**Input for this task:**
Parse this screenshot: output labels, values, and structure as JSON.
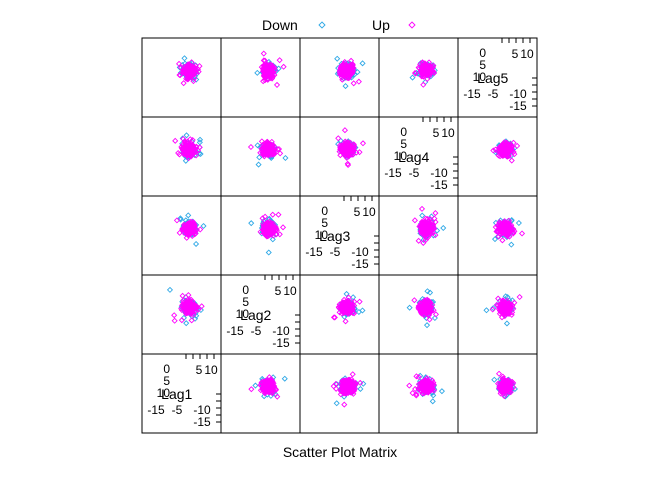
{
  "chart_data": {
    "type": "scatter",
    "subtype": "scatter-plot-matrix",
    "xlabel": "Scatter Plot Matrix",
    "variables": [
      "Lag1",
      "Lag2",
      "Lag3",
      "Lag4",
      "Lag5"
    ],
    "range": [
      -18,
      13
    ],
    "diagonal_ticks": {
      "top_right": [
        "5",
        "10"
      ],
      "top_left": [
        "0",
        "5",
        "10"
      ],
      "bottom_left": [
        "-15",
        "-5",
        "-10",
        "-15"
      ]
    },
    "series": [
      {
        "name": "Down",
        "color": "#2ea8e6",
        "marker": "diamond-open",
        "center": [
          0,
          0
        ],
        "spread": 1.8,
        "count": 180
      },
      {
        "name": "Up",
        "color": "#ff00ff",
        "marker": "diamond-open",
        "center": [
          0,
          0
        ],
        "spread": 1.9,
        "count": 200
      }
    ],
    "legend_placement": "top",
    "grid": false
  },
  "legend": {
    "down_label": "Down",
    "up_label": "Up"
  },
  "colors": {
    "down": "#2ea8e6",
    "up": "#ff00ff",
    "frame": "#000000"
  }
}
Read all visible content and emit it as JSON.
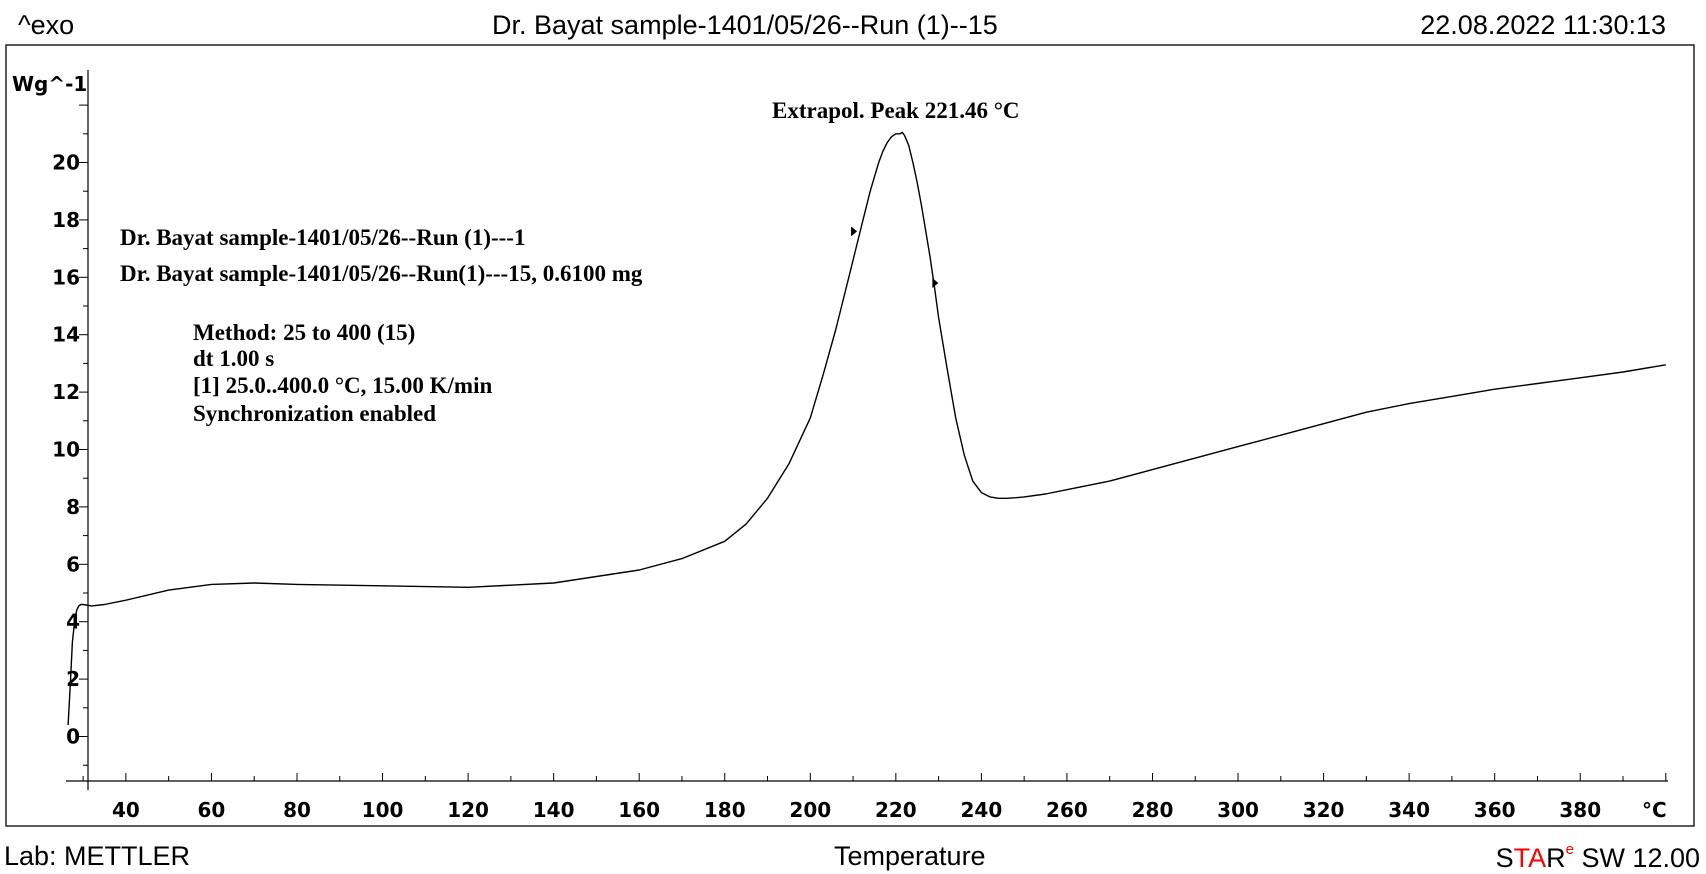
{
  "header": {
    "left": "^exo",
    "center": "Dr. Bayat sample-1401/05/26--Run   (1)--15",
    "right": "22.08.2022 11:30:13"
  },
  "footer": {
    "left": "Lab: METTLER",
    "center": "Temperature",
    "brand_s": "S",
    "brand_ta": "TA",
    "brand_r": "R",
    "brand_sup": "e",
    "brand_rest": " SW 12.00"
  },
  "annotations": {
    "peak": "Extrapol. Peak   221.46   °C",
    "curve_name": "Dr. Bayat sample-1401/05/26--Run   (1)---1",
    "sample": "Dr. Bayat sample-1401/05/26--Run(1)---15, 0.6100 mg",
    "method": "Method: 25 to 400 (15)",
    "dt": "dt 1.00 s",
    "segment": "[1] 25.0..400.0   °C, 15.00 K/min",
    "sync": "Synchronization enabled"
  },
  "colors": {
    "brand_red": "#ff0000",
    "line": "#000000"
  },
  "chart_data": {
    "type": "line",
    "xlabel": "Temperature",
    "ylabel": "",
    "x_unit_label": "°C",
    "y_unit_label": "Wg^-1",
    "xlim": [
      26,
      400
    ],
    "ylim": [
      -1.5,
      23
    ],
    "x_ticks": [
      40,
      60,
      80,
      100,
      120,
      140,
      160,
      180,
      200,
      220,
      240,
      260,
      280,
      300,
      320,
      340,
      360,
      380
    ],
    "y_ticks": [
      0,
      2,
      4,
      6,
      8,
      10,
      12,
      14,
      16,
      18,
      20
    ],
    "grid": false,
    "series": [
      {
        "x": [
          26.5,
          27,
          27.5,
          28,
          28.5,
          29,
          29.5,
          30,
          32,
          35,
          40,
          50,
          60,
          70,
          80,
          100,
          120,
          140,
          160,
          170,
          180,
          185,
          190,
          195,
          200,
          203,
          206,
          209,
          212,
          214,
          216,
          217,
          218,
          219,
          220,
          221,
          221.5,
          222,
          223,
          224,
          225,
          226,
          227,
          228,
          229,
          230,
          232,
          234,
          236,
          238,
          240,
          242,
          244,
          246,
          248,
          250,
          255,
          260,
          270,
          280,
          290,
          300,
          310,
          320,
          330,
          340,
          350,
          360,
          370,
          380,
          390,
          400
        ],
        "y": [
          0.4,
          1.8,
          3.3,
          4.0,
          4.4,
          4.55,
          4.6,
          4.6,
          4.55,
          4.6,
          4.75,
          5.1,
          5.3,
          5.35,
          5.3,
          5.25,
          5.2,
          5.35,
          5.8,
          6.2,
          6.8,
          7.4,
          8.3,
          9.5,
          11.1,
          12.6,
          14.2,
          16.0,
          17.8,
          19.0,
          20.0,
          20.4,
          20.7,
          20.9,
          21.0,
          21.0,
          21.05,
          20.95,
          20.6,
          20.0,
          19.3,
          18.5,
          17.6,
          16.7,
          15.7,
          14.6,
          12.8,
          11.1,
          9.8,
          8.9,
          8.5,
          8.35,
          8.3,
          8.3,
          8.32,
          8.35,
          8.45,
          8.6,
          8.9,
          9.3,
          9.7,
          10.1,
          10.5,
          10.9,
          11.3,
          11.6,
          11.85,
          12.1,
          12.3,
          12.5,
          12.7,
          12.95
        ]
      }
    ],
    "markers": [
      {
        "x": 210,
        "y": 17.6
      },
      {
        "x": 229,
        "y": 15.8
      }
    ]
  }
}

**Work to be completed:** Your task is to repeat the data above exactly while excluding the pictures.

**Final result:**
Parse this screenshot: output labels, values, and structure as JSON.
{
  "chart_data": {
    "type": "scatter",
    "subtype": "scatter-plot-matrix",
    "xlabel": "Scatter Plot Matrix",
    "variables": [
      "Lag1",
      "Lag2",
      "Lag3",
      "Lag4",
      "Lag5"
    ],
    "range": [
      -18,
      13
    ],
    "diagonal_ticks": {
      "top_right": [
        "5",
        "10"
      ],
      "top_left": [
        "0",
        "5",
        "10"
      ],
      "bottom_left": [
        "-15",
        "-5",
        "-10",
        "-15"
      ]
    },
    "series": [
      {
        "name": "Down",
        "color": "#2ea8e6",
        "marker": "diamond-open",
        "center": [
          0,
          0
        ],
        "spread": 1.8,
        "count": 180
      },
      {
        "name": "Up",
        "color": "#ff00ff",
        "marker": "diamond-open",
        "center": [
          0,
          0
        ],
        "spread": 1.9,
        "count": 200
      }
    ],
    "legend_placement": "top",
    "grid": false
  },
  "legend": {
    "down_label": "Down",
    "up_label": "Up"
  },
  "colors": {
    "down": "#2ea8e6",
    "up": "#ff00ff",
    "frame": "#000000"
  }
}
Read all visible content and emit it as JSON.
{
  "header": {
    "left": "^exo",
    "center": "Dr. Bayat sample-1401/05/26--Run   (1)--15",
    "right": "22.08.2022 11:30:13"
  },
  "footer": {
    "left": "Lab: METTLER",
    "center": "Temperature",
    "brand_s": "S",
    "brand_ta": "TA",
    "brand_r": "R",
    "brand_sup": "e",
    "brand_rest": " SW 12.00"
  },
  "annotations": {
    "peak": "Extrapol. Peak   221.46   °C",
    "curve_name": "Dr. Bayat sample-1401/05/26--Run   (1)---1",
    "sample": "Dr. Bayat sample-1401/05/26--Run(1)---15, 0.6100 mg",
    "method": "Method: 25 to 400 (15)",
    "dt": "dt 1.00 s",
    "segment": "[1] 25.0..400.0   °C, 15.00 K/min",
    "sync": "Synchronization enabled"
  },
  "colors": {
    "brand_red": "#ff0000",
    "line": "#000000"
  },
  "chart_data": {
    "type": "line",
    "xlabel": "Temperature",
    "ylabel": "",
    "x_unit_label": "°C",
    "y_unit_label": "Wg^-1",
    "xlim": [
      26,
      400
    ],
    "ylim": [
      -1.5,
      23
    ],
    "x_ticks": [
      40,
      60,
      80,
      100,
      120,
      140,
      160,
      180,
      200,
      220,
      240,
      260,
      280,
      300,
      320,
      340,
      360,
      380
    ],
    "y_ticks": [
      0,
      2,
      4,
      6,
      8,
      10,
      12,
      14,
      16,
      18,
      20
    ],
    "grid": false,
    "series": [
      {
        "x": [
          26.5,
          27,
          27.5,
          28,
          28.5,
          29,
          29.5,
          30,
          32,
          35,
          40,
          50,
          60,
          70,
          80,
          100,
          120,
          140,
          160,
          170,
          180,
          185,
          190,
          195,
          200,
          203,
          206,
          209,
          212,
          214,
          216,
          217,
          218,
          219,
          220,
          221,
          221.5,
          222,
          223,
          224,
          225,
          226,
          227,
          228,
          229,
          230,
          232,
          234,
          236,
          238,
          240,
          242,
          244,
          246,
          248,
          250,
          255,
          260,
          270,
          280,
          290,
          300,
          310,
          320,
          330,
          340,
          350,
          360,
          370,
          380,
          390,
          400
        ],
        "y": [
          0.4,
          1.8,
          3.3,
          4.0,
          4.4,
          4.55,
          4.6,
          4.6,
          4.55,
          4.6,
          4.75,
          5.1,
          5.3,
          5.35,
          5.3,
          5.25,
          5.2,
          5.35,
          5.8,
          6.2,
          6.8,
          7.4,
          8.3,
          9.5,
          11.1,
          12.6,
          14.2,
          16.0,
          17.8,
          19.0,
          20.0,
          20.4,
          20.7,
          20.9,
          21.0,
          21.0,
          21.05,
          20.95,
          20.6,
          20.0,
          19.3,
          18.5,
          17.6,
          16.7,
          15.7,
          14.6,
          12.8,
          11.1,
          9.8,
          8.9,
          8.5,
          8.35,
          8.3,
          8.3,
          8.32,
          8.35,
          8.45,
          8.6,
          8.9,
          9.3,
          9.7,
          10.1,
          10.5,
          10.9,
          11.3,
          11.6,
          11.85,
          12.1,
          12.3,
          12.5,
          12.7,
          12.95
        ]
      }
    ],
    "markers": [
      {
        "x": 210,
        "y": 17.6
      },
      {
        "x": 229,
        "y": 15.8
      }
    ]
  }
}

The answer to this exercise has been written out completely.